◆ **To do**
Repeat exactly, and only, the lines from the one holding "Extract all readable text from this page." through the last line of the records below.

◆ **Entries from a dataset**
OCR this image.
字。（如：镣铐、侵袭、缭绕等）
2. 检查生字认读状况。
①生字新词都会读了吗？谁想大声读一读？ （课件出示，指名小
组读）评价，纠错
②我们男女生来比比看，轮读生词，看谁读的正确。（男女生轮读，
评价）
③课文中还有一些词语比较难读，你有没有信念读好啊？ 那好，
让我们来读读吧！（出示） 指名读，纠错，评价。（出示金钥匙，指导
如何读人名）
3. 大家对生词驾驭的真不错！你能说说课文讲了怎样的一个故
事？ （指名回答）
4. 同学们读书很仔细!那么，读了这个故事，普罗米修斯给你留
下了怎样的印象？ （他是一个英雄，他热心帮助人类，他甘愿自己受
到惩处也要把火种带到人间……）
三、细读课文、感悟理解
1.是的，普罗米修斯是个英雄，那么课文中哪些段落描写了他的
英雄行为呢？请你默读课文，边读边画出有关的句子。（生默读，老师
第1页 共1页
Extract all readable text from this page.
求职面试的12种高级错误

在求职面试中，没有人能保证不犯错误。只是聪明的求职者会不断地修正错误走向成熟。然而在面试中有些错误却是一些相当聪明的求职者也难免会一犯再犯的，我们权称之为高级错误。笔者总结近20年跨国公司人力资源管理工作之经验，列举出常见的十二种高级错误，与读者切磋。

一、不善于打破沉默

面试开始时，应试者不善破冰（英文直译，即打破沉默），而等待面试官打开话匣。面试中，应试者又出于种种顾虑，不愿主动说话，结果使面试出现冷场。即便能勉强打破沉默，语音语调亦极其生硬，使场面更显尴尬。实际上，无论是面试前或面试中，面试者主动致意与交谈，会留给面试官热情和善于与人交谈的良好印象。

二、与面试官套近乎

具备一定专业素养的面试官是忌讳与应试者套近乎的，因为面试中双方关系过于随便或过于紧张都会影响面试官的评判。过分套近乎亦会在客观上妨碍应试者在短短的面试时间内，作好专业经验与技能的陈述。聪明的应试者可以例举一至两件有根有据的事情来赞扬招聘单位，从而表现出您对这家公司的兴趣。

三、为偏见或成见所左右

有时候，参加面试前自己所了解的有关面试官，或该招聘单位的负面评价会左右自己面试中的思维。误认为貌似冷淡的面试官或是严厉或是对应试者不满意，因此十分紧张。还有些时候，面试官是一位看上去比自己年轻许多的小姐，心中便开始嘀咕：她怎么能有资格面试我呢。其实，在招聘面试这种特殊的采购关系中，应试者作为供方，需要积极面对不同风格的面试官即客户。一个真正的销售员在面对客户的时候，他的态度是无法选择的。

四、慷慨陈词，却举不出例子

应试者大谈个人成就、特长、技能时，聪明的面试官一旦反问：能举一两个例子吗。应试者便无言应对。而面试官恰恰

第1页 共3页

◆ **Solved exercise**
Extract all readable text from this page.
求职面试的12种高级错误

在求职面试中，没有人能保证不犯错误。只是聪明的求职者会不断地修正错误走向成熟。然而在面试中有些错误却是一些相当聪明的求职者也难免会一犯再犯的，我们权称之为高级错误。笔者总结近20年跨国公司人力资源管理工作之经验，列举出常见的十二种高级错误，与读者切磋。

一、不善于打破沉默

面试开始时，应试者不善破冰（英文直译，即打破沉默），而等待面试官打开话匣。面试中，应试者又出于种种顾虑，不愿主动说话，结果使面试出现冷场。即便能勉强打破沉默，语音语调亦极其生硬，使场面更显尴尬。实际上，无论是面试前或面试中，面试者主动致意与交谈，会留给面试官热情和善于与人交谈的良好印象。

二、与面试官套近乎

具备一定专业素养的面试官是忌讳与应试者套近乎的，因为面试中双方关系过于随便或过于紧张都会影响面试官的评判。过分套近乎亦会在客观上妨碍应试者在短短的面试时间内，作好专业经验与技能的陈述。聪明的应试者可以例举一至两件有根有据的事情来赞扬招聘单位，从而表现出您对这家公司的兴趣。

三、为偏见或成见所左右

有时候，参加面试前自己所了解的有关面试官，或该招聘单位的负面评价会左右自己面试中的思维。误认为貌似冷淡的面试官或是严厉或是对应试者不满意，因此十分紧张。还有些时候，面试官是一位看上去比自己年轻许多的小姐，心中便开始嘀咕：她怎么能有资格面试我呢。其实，在招聘面试这种特殊的采购关系中，应试者作为供方，需要积极面对不同风格的面试官即客户。一个真正的销售员在面对客户的时候，他的态度是无法选择的。

四、慷慨陈词，却举不出例子

应试者大谈个人成就、特长、技能时，聪明的面试官一旦反问：能举一两个例子吗。应试者便无言应对。而面试官恰恰

第1页 共3页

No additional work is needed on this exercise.